WORKING DATA:
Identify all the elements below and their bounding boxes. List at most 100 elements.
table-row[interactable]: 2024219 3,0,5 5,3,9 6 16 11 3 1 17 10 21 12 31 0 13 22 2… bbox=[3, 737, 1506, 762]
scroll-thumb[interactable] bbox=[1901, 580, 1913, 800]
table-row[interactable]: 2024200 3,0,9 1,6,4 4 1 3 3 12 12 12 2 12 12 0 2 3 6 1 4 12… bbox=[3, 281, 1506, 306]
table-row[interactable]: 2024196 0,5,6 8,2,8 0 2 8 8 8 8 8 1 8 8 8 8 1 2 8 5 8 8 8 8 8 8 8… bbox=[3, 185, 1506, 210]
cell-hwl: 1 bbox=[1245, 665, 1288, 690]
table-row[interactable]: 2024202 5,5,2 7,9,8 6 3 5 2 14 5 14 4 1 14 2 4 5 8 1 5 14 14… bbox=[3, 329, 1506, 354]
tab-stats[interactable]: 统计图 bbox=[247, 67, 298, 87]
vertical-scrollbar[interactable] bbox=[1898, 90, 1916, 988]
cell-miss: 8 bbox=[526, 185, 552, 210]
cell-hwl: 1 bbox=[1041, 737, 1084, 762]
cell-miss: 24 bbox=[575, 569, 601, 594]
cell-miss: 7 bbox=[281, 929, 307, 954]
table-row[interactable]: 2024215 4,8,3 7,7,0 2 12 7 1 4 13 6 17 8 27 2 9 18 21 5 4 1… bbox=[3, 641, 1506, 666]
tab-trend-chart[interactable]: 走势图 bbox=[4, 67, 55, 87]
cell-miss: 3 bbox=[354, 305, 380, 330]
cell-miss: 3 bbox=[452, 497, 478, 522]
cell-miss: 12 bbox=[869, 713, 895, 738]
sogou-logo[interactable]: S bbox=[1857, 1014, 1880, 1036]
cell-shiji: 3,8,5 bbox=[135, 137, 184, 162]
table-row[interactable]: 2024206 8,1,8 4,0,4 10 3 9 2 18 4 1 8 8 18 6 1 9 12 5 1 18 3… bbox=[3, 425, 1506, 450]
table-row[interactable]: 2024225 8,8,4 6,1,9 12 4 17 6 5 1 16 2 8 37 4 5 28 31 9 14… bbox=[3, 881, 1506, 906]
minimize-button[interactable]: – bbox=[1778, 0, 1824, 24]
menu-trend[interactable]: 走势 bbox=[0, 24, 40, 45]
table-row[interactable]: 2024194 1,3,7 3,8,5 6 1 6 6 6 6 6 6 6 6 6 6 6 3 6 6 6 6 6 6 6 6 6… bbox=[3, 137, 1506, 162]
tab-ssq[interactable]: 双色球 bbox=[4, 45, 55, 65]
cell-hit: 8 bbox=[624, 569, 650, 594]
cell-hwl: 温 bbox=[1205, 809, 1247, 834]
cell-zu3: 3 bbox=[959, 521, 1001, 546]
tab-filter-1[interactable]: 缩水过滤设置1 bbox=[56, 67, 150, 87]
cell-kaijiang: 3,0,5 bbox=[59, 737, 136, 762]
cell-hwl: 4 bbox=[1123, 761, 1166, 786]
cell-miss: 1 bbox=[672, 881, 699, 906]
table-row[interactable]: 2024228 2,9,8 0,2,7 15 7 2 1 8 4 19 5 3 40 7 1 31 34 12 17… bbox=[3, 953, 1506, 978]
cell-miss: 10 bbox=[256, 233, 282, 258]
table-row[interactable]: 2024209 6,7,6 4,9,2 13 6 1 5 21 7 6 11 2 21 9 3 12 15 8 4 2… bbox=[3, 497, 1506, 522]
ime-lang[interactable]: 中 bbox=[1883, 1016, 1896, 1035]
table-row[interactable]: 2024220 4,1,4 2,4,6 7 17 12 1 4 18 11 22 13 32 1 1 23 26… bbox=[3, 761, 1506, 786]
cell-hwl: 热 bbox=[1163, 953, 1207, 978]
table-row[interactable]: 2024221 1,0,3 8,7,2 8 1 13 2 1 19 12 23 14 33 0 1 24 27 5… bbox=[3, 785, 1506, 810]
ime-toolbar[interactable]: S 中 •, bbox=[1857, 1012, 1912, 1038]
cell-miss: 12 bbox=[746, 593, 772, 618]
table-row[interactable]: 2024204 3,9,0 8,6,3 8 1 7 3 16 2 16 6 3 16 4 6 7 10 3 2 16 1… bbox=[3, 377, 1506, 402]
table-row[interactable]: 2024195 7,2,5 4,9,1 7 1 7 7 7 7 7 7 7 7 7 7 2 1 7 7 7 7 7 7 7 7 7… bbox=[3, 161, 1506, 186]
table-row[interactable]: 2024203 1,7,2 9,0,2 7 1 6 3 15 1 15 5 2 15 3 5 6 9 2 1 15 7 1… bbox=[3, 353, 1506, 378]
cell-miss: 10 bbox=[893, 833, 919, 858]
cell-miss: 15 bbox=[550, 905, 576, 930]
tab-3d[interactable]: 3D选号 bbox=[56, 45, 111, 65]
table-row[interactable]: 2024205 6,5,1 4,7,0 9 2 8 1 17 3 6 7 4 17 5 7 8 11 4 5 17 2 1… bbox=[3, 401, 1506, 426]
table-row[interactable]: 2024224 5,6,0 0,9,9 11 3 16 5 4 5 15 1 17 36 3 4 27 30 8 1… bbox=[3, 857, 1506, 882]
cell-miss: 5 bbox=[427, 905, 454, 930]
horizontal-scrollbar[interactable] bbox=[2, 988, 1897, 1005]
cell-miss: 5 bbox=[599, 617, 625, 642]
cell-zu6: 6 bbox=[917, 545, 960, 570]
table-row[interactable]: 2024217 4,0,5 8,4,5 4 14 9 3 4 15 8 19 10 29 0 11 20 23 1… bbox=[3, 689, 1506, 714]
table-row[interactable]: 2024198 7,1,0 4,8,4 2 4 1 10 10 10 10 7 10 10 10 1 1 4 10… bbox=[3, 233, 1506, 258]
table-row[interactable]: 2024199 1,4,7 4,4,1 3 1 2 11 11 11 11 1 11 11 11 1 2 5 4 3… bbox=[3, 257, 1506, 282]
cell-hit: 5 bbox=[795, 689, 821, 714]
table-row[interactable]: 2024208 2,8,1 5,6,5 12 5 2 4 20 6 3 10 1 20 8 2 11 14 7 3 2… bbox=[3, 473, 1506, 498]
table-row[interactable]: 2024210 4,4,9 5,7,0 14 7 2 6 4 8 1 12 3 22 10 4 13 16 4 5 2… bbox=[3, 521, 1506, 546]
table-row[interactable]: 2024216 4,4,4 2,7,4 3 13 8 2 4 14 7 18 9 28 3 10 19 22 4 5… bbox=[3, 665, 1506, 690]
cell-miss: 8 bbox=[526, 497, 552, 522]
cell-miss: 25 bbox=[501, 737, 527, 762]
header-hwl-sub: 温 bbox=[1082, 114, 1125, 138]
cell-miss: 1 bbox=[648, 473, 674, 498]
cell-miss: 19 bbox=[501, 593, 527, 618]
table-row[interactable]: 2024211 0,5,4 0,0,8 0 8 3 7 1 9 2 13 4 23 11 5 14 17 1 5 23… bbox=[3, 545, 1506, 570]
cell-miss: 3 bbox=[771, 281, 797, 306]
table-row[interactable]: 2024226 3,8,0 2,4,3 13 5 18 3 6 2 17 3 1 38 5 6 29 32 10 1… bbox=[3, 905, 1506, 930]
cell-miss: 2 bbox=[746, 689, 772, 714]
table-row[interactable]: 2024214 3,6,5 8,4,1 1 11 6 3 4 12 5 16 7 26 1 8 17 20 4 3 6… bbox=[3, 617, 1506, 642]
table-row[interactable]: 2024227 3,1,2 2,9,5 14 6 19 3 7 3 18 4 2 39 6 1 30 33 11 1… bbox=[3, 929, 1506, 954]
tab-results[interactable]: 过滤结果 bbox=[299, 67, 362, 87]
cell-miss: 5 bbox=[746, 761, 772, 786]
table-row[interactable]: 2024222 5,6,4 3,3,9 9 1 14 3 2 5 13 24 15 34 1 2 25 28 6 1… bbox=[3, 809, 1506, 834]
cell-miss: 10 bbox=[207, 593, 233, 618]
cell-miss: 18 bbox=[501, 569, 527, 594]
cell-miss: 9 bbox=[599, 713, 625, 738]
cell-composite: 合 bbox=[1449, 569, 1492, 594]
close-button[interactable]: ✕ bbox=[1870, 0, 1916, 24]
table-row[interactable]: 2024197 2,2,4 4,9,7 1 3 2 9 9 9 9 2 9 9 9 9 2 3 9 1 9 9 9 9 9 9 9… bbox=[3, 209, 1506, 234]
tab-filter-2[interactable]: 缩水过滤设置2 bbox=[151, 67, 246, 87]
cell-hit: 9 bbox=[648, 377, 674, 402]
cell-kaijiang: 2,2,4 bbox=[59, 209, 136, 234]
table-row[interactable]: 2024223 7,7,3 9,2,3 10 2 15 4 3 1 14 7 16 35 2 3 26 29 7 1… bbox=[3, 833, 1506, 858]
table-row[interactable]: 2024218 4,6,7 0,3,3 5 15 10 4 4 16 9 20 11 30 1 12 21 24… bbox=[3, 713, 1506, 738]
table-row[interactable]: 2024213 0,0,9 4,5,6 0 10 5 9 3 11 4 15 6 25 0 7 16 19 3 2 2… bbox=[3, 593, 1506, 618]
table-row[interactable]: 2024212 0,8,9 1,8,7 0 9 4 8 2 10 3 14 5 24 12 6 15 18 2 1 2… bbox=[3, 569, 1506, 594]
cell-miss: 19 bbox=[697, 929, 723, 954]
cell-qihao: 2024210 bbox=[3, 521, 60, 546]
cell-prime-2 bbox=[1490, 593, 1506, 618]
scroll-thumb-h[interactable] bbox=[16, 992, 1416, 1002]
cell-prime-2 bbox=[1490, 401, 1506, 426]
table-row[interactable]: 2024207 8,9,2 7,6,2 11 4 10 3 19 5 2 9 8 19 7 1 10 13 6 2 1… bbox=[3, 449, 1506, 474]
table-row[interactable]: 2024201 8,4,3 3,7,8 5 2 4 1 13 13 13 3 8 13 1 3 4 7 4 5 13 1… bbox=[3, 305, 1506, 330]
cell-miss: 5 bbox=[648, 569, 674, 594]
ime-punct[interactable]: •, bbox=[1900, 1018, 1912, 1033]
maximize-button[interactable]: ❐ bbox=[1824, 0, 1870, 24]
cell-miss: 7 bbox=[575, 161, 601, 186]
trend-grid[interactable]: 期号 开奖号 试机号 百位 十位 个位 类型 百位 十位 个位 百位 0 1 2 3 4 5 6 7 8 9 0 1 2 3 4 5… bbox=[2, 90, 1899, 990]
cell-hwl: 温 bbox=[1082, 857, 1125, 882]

OBJECTIVE: Rewrite the entries from the first one through the one containing "cell-hwl: 1 bbox=[1245, 665, 1288, 690]", changing "bounding boxes" to "bounding rectangles" and leaving everything else as it is.

FULL OUTPUT:
Identify all the elements below and their bounding rectangles. List at most 100 elements.
table-row[interactable]: 2024219 3,0,5 5,3,9 6 16 11 3 1 17 10 21 12 31 0 13 22 2… bbox=[3, 737, 1506, 762]
scroll-thumb[interactable] bbox=[1901, 580, 1913, 800]
table-row[interactable]: 2024200 3,0,9 1,6,4 4 1 3 3 12 12 12 2 12 12 0 2 3 6 1 4 12… bbox=[3, 281, 1506, 306]
table-row[interactable]: 2024196 0,5,6 8,2,8 0 2 8 8 8 8 8 1 8 8 8 8 1 2 8 5 8 8 8 8 8 8 8… bbox=[3, 185, 1506, 210]
cell-hwl: 1 bbox=[1245, 665, 1288, 690]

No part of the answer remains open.